— begin —
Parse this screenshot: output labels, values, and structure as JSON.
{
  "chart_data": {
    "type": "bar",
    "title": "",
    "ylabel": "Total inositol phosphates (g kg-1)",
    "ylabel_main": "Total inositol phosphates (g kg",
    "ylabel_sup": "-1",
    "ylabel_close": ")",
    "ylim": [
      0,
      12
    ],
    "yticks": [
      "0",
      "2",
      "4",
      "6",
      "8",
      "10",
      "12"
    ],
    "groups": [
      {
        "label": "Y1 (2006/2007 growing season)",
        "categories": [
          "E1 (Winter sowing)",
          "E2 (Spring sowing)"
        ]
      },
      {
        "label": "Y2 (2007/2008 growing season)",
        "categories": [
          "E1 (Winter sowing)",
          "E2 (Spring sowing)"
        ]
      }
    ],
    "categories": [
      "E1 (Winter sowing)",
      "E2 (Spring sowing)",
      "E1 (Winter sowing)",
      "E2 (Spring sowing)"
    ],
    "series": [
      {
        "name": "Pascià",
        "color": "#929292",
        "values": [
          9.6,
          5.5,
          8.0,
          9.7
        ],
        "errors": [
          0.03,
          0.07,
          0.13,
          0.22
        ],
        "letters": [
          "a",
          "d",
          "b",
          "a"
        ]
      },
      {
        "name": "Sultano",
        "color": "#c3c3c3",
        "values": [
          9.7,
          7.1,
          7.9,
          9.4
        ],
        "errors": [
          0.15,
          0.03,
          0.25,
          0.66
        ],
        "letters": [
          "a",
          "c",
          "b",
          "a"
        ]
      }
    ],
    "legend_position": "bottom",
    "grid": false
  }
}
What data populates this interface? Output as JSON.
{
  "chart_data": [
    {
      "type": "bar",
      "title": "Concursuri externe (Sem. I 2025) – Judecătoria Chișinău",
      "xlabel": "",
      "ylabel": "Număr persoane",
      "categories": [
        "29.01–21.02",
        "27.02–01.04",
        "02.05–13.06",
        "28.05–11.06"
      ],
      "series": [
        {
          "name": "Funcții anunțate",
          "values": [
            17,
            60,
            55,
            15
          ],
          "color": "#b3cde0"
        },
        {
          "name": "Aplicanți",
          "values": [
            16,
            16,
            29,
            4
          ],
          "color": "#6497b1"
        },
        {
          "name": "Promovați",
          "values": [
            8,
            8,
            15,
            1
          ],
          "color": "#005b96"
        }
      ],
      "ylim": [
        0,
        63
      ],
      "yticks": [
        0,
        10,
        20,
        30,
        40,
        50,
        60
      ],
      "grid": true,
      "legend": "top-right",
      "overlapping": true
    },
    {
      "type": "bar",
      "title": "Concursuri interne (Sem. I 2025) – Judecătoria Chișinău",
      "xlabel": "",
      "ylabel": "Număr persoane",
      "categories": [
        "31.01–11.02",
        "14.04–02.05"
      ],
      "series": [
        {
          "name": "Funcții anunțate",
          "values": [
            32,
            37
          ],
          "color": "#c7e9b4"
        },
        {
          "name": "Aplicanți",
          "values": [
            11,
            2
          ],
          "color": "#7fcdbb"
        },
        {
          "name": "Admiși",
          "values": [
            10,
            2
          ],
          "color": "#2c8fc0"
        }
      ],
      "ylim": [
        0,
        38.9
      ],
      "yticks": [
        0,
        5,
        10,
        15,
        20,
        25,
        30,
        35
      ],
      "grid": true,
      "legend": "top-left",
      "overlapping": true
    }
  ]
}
— end —
WHAT NEEDS TO BE DONE:
Produce an exact copy of the whole listing.

RESPONSE FOR THIS EXERCISE:
Parse this screenshot: output labels, values, and structure as JSON.
{
  "chart_data": {
    "type": "bar",
    "title": "",
    "ylabel": "Total inositol phosphates (g kg-1)",
    "ylabel_main": "Total inositol phosphates (g kg",
    "ylabel_sup": "-1",
    "ylabel_close": ")",
    "ylim": [
      0,
      12
    ],
    "yticks": [
      "0",
      "2",
      "4",
      "6",
      "8",
      "10",
      "12"
    ],
    "groups": [
      {
        "label": "Y1 (2006/2007 growing season)",
        "categories": [
          "E1 (Winter sowing)",
          "E2 (Spring sowing)"
        ]
      },
      {
        "label": "Y2 (2007/2008 growing season)",
        "categories": [
          "E1 (Winter sowing)",
          "E2 (Spring sowing)"
        ]
      }
    ],
    "categories": [
      "E1 (Winter sowing)",
      "E2 (Spring sowing)",
      "E1 (Winter sowing)",
      "E2 (Spring sowing)"
    ],
    "series": [
      {
        "name": "Pascià",
        "color": "#929292",
        "values": [
          9.6,
          5.5,
          8.0,
          9.7
        ],
        "errors": [
          0.03,
          0.07,
          0.13,
          0.22
        ],
        "letters": [
          "a",
          "d",
          "b",
          "a"
        ]
      },
      {
        "name": "Sultano",
        "color": "#c3c3c3",
        "values": [
          9.7,
          7.1,
          7.9,
          9.4
        ],
        "errors": [
          0.15,
          0.03,
          0.25,
          0.66
        ],
        "letters": [
          "a",
          "c",
          "b",
          "a"
        ]
      }
    ],
    "legend_position": "bottom",
    "grid": false
  }
}
What data populates this interface? Output as JSON.
{
  "chart_data": [
    {
      "type": "bar",
      "title": "Concursuri externe (Sem. I 2025) – Judecătoria Chișinău",
      "xlabel": "",
      "ylabel": "Număr persoane",
      "categories": [
        "29.01–21.02",
        "27.02–01.04",
        "02.05–13.06",
        "28.05–11.06"
      ],
      "series": [
        {
          "name": "Funcții anunțate",
          "values": [
            17,
            60,
            55,
            15
          ],
          "color": "#b3cde0"
        },
        {
          "name": "Aplicanți",
          "values": [
            16,
            16,
            29,
            4
          ],
          "color": "#6497b1"
        },
        {
          "name": "Promovați",
          "values": [
            8,
            8,
            15,
            1
          ],
          "color": "#005b96"
        }
      ],
      "ylim": [
        0,
        63
      ],
      "yticks": [
        0,
        10,
        20,
        30,
        40,
        50,
        60
      ],
      "grid": true,
      "legend": "top-right",
      "overlapping": true
    },
    {
      "type": "bar",
      "title": "Concursuri interne (Sem. I 2025) – Judecătoria Chișinău",
      "xlabel": "",
      "ylabel": "Număr persoane",
      "categories": [
        "31.01–11.02",
        "14.04–02.05"
      ],
      "series": [
        {
          "name": "Funcții anunțate",
          "values": [
            32,
            37
          ],
          "color": "#c7e9b4"
        },
        {
          "name": "Aplicanți",
          "values": [
            11,
            2
          ],
          "color": "#7fcdbb"
        },
        {
          "name": "Admiși",
          "values": [
            10,
            2
          ],
          "color": "#2c8fc0"
        }
      ],
      "ylim": [
        0,
        38.9
      ],
      "yticks": [
        0,
        5,
        10,
        15,
        20,
        25,
        30,
        35
      ],
      "grid": true,
      "legend": "top-left",
      "overlapping": true
    }
  ]
}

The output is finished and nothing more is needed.